[Dataset items]
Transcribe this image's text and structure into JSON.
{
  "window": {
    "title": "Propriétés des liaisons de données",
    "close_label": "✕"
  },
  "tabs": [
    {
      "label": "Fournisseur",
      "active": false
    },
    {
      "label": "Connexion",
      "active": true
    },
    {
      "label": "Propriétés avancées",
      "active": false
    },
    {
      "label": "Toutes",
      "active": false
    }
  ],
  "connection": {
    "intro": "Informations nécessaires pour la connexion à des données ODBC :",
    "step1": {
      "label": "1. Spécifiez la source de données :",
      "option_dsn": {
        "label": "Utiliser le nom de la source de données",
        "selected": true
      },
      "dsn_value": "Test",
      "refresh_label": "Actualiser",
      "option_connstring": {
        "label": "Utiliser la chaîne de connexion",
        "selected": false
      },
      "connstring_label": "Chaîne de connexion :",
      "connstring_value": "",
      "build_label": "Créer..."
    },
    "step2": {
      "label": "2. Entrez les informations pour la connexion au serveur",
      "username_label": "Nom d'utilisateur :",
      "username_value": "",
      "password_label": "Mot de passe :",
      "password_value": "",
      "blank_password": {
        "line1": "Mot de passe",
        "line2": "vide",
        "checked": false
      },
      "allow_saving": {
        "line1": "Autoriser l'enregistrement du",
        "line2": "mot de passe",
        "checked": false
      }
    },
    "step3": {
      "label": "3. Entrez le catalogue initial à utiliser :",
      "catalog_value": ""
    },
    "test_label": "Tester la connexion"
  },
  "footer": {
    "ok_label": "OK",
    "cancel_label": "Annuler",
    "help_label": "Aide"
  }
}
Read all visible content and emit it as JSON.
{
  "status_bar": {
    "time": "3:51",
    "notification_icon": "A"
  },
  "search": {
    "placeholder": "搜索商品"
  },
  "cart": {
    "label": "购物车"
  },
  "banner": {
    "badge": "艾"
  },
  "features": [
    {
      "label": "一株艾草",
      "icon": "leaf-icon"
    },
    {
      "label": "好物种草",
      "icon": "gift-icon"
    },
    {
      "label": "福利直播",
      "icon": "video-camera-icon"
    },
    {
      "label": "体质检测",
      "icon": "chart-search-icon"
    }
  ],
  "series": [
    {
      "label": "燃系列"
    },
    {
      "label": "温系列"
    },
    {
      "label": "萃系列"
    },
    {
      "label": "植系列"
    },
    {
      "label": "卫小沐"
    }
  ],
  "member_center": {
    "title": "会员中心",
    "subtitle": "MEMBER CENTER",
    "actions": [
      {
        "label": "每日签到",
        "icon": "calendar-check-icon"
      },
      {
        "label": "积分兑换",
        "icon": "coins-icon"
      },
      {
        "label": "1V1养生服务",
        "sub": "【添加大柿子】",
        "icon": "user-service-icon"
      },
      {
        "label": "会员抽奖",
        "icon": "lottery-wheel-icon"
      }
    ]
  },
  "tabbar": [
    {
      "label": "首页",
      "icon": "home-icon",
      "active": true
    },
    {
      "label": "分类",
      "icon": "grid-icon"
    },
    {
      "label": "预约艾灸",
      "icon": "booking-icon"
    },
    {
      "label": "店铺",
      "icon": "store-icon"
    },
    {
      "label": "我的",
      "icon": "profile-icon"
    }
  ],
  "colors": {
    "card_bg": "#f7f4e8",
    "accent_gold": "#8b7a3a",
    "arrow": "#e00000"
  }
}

**Work to be completed:** Repeat all of the entries exactly.

**Result:**
Transcribe this image's text and structure into JSON.
{
  "window": {
    "title": "Propriétés des liaisons de données",
    "close_label": "✕"
  },
  "tabs": [
    {
      "label": "Fournisseur",
      "active": false
    },
    {
      "label": "Connexion",
      "active": true
    },
    {
      "label": "Propriétés avancées",
      "active": false
    },
    {
      "label": "Toutes",
      "active": false
    }
  ],
  "connection": {
    "intro": "Informations nécessaires pour la connexion à des données ODBC :",
    "step1": {
      "label": "1. Spécifiez la source de données :",
      "option_dsn": {
        "label": "Utiliser le nom de la source de données",
        "selected": true
      },
      "dsn_value": "Test",
      "refresh_label": "Actualiser",
      "option_connstring": {
        "label": "Utiliser la chaîne de connexion",
        "selected": false
      },
      "connstring_label": "Chaîne de connexion :",
      "connstring_value": "",
      "build_label": "Créer..."
    },
    "step2": {
      "label": "2. Entrez les informations pour la connexion au serveur",
      "username_label": "Nom d'utilisateur :",
      "username_value": "",
      "password_label": "Mot de passe :",
      "password_value": "",
      "blank_password": {
        "line1": "Mot de passe",
        "line2": "vide",
        "checked": false
      },
      "allow_saving": {
        "line1": "Autoriser l'enregistrement du",
        "line2": "mot de passe",
        "checked": false
      }
    },
    "step3": {
      "label": "3. Entrez le catalogue initial à utiliser :",
      "catalog_value": ""
    },
    "test_label": "Tester la connexion"
  },
  "footer": {
    "ok_label": "OK",
    "cancel_label": "Annuler",
    "help_label": "Aide"
  }
}
Read all visible content and emit it as JSON.
{
  "status_bar": {
    "time": "3:51",
    "notification_icon": "A"
  },
  "search": {
    "placeholder": "搜索商品"
  },
  "cart": {
    "label": "购物车"
  },
  "banner": {
    "badge": "艾"
  },
  "features": [
    {
      "label": "一株艾草",
      "icon": "leaf-icon"
    },
    {
      "label": "好物种草",
      "icon": "gift-icon"
    },
    {
      "label": "福利直播",
      "icon": "video-camera-icon"
    },
    {
      "label": "体质检测",
      "icon": "chart-search-icon"
    }
  ],
  "series": [
    {
      "label": "燃系列"
    },
    {
      "label": "温系列"
    },
    {
      "label": "萃系列"
    },
    {
      "label": "植系列"
    },
    {
      "label": "卫小沐"
    }
  ],
  "member_center": {
    "title": "会员中心",
    "subtitle": "MEMBER CENTER",
    "actions": [
      {
        "label": "每日签到",
        "icon": "calendar-check-icon"
      },
      {
        "label": "积分兑换",
        "icon": "coins-icon"
      },
      {
        "label": "1V1养生服务",
        "sub": "【添加大柿子】",
        "icon": "user-service-icon"
      },
      {
        "label": "会员抽奖",
        "icon": "lottery-wheel-icon"
      }
    ]
  },
  "tabbar": [
    {
      "label": "首页",
      "icon": "home-icon",
      "active": true
    },
    {
      "label": "分类",
      "icon": "grid-icon"
    },
    {
      "label": "预约艾灸",
      "icon": "booking-icon"
    },
    {
      "label": "店铺",
      "icon": "store-icon"
    },
    {
      "label": "我的",
      "icon": "profile-icon"
    }
  ],
  "colors": {
    "card_bg": "#f7f4e8",
    "accent_gold": "#8b7a3a",
    "arrow": "#e00000"
  }
}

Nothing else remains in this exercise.